→ SUPPLIED ENTRIES
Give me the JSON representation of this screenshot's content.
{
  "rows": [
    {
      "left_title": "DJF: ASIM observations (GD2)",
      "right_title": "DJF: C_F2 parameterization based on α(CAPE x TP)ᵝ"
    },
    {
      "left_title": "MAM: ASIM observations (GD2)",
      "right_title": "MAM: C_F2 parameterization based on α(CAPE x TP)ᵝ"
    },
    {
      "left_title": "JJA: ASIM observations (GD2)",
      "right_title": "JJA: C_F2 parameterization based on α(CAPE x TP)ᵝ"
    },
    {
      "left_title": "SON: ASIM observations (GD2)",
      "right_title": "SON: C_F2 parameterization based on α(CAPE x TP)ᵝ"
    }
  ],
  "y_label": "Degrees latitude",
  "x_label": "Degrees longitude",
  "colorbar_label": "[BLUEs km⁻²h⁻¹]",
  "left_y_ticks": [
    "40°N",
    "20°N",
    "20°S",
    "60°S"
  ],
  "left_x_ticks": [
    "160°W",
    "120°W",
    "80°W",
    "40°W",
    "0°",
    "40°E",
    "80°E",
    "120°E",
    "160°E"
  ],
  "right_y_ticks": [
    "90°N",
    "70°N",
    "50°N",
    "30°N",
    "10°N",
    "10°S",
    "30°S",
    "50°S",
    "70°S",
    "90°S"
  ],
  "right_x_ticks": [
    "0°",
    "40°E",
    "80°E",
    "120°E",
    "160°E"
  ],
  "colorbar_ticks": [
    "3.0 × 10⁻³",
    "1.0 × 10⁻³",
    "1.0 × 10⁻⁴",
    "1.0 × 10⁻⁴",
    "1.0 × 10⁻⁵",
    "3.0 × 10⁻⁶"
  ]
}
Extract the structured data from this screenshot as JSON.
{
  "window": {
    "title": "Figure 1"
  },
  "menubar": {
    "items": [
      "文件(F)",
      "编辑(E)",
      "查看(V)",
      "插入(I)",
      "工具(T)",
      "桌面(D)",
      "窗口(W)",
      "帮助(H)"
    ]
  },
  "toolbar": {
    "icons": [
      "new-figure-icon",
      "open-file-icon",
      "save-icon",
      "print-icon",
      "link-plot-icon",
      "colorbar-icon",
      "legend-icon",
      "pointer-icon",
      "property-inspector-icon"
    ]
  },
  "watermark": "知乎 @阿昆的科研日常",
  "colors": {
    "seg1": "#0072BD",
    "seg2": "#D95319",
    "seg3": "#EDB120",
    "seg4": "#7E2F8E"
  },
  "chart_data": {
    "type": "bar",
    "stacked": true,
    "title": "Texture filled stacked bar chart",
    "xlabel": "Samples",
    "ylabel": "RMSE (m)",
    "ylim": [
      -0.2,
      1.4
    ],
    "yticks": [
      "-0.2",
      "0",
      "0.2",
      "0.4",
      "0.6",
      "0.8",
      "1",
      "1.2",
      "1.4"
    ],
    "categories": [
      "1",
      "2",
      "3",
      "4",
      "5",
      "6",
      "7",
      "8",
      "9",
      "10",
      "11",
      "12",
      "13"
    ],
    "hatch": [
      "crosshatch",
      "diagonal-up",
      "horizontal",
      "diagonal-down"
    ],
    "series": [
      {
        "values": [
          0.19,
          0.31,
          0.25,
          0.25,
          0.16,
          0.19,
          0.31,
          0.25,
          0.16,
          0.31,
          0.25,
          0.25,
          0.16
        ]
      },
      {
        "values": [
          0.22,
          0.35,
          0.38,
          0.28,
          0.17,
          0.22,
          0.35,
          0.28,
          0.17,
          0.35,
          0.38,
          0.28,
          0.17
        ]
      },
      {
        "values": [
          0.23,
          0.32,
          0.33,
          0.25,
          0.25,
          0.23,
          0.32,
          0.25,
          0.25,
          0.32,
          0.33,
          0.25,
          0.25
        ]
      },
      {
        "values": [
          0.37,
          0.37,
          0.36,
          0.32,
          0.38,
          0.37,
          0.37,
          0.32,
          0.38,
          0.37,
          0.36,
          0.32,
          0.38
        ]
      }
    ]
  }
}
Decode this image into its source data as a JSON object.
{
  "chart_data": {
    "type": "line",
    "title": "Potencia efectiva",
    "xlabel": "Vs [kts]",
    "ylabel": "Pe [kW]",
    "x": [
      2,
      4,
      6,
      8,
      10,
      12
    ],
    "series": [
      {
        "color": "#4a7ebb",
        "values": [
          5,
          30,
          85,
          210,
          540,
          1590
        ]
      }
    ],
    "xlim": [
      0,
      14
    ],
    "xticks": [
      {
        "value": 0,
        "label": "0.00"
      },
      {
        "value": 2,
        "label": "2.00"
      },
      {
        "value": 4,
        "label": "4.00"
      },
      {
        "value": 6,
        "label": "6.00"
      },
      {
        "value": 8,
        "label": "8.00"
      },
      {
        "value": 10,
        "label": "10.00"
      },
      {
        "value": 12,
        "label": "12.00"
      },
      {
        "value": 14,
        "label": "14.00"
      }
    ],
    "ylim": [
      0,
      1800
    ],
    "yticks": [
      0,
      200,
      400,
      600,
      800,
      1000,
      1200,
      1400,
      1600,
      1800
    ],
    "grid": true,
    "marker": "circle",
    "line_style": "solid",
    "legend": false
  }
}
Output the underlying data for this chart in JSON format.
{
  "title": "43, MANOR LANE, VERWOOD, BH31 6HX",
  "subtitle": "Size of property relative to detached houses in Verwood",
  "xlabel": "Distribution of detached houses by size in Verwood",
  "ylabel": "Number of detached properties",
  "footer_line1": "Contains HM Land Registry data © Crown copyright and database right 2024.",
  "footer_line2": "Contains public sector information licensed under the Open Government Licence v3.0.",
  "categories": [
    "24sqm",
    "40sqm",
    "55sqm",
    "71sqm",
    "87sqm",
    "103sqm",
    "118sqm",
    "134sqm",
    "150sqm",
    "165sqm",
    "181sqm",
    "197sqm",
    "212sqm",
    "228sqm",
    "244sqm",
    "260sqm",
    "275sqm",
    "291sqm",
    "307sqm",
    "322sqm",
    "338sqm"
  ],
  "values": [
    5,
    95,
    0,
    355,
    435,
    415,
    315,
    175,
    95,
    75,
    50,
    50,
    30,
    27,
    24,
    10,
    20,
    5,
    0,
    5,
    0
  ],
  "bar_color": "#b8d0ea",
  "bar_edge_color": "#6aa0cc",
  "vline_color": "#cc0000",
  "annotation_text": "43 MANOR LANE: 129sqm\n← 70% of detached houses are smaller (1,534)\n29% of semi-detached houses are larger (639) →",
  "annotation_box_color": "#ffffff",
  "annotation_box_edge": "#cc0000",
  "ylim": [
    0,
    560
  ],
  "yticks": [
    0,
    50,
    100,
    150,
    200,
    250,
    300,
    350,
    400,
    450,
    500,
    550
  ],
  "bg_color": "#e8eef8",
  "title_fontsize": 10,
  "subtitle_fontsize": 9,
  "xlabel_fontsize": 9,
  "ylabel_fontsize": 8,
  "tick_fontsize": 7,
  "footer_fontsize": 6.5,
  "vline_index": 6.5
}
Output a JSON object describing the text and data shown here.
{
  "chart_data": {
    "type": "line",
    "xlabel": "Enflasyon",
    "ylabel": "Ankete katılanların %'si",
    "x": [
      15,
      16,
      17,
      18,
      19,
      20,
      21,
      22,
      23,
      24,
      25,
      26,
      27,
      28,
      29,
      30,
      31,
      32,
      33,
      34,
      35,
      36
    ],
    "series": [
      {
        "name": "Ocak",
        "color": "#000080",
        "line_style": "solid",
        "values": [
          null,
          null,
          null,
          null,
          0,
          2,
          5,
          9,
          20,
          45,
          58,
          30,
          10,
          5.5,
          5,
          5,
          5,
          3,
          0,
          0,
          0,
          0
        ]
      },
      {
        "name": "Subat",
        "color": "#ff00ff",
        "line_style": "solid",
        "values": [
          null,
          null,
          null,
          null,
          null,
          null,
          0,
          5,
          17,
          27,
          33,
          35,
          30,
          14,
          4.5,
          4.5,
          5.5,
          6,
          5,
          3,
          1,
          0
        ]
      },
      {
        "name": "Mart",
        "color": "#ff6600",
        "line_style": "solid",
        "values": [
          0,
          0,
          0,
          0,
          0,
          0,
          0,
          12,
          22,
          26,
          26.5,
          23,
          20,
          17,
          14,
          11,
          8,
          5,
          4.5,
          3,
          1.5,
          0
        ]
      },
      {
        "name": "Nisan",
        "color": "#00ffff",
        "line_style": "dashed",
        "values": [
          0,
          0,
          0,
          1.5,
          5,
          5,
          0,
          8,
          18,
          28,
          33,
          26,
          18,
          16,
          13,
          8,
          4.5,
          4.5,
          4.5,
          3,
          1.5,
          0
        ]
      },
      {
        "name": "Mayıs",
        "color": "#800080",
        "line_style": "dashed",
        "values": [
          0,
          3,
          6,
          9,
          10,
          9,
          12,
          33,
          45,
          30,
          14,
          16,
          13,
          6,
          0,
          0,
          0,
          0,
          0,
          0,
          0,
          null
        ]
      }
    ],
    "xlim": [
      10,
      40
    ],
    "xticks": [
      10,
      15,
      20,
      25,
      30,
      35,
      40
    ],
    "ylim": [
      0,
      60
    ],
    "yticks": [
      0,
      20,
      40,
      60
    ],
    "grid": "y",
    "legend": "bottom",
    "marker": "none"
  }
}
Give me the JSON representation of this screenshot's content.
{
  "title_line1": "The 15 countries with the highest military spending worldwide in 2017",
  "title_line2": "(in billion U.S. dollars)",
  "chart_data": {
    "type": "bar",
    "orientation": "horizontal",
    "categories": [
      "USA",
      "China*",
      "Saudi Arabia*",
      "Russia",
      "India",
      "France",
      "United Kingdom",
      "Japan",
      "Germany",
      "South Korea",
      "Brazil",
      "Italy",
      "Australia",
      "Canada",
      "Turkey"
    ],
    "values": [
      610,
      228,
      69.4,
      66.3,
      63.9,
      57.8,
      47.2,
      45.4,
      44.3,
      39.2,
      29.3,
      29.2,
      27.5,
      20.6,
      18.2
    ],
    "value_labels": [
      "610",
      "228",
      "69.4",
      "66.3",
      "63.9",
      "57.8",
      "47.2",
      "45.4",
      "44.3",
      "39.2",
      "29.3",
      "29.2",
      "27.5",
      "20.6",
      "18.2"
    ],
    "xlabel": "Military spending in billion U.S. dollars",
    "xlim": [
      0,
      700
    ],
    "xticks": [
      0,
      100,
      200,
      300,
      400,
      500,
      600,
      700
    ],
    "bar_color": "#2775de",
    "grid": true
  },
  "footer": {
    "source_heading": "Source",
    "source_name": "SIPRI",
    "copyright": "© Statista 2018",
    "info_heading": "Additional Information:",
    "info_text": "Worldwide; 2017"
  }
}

→ REQUIRED TASK
Pick out every line above that contains the word "object" and copy it.

→ CORRECT RESULT
Decode this image into its source data as a JSON object.
Output a JSON object describing the text and data shown here.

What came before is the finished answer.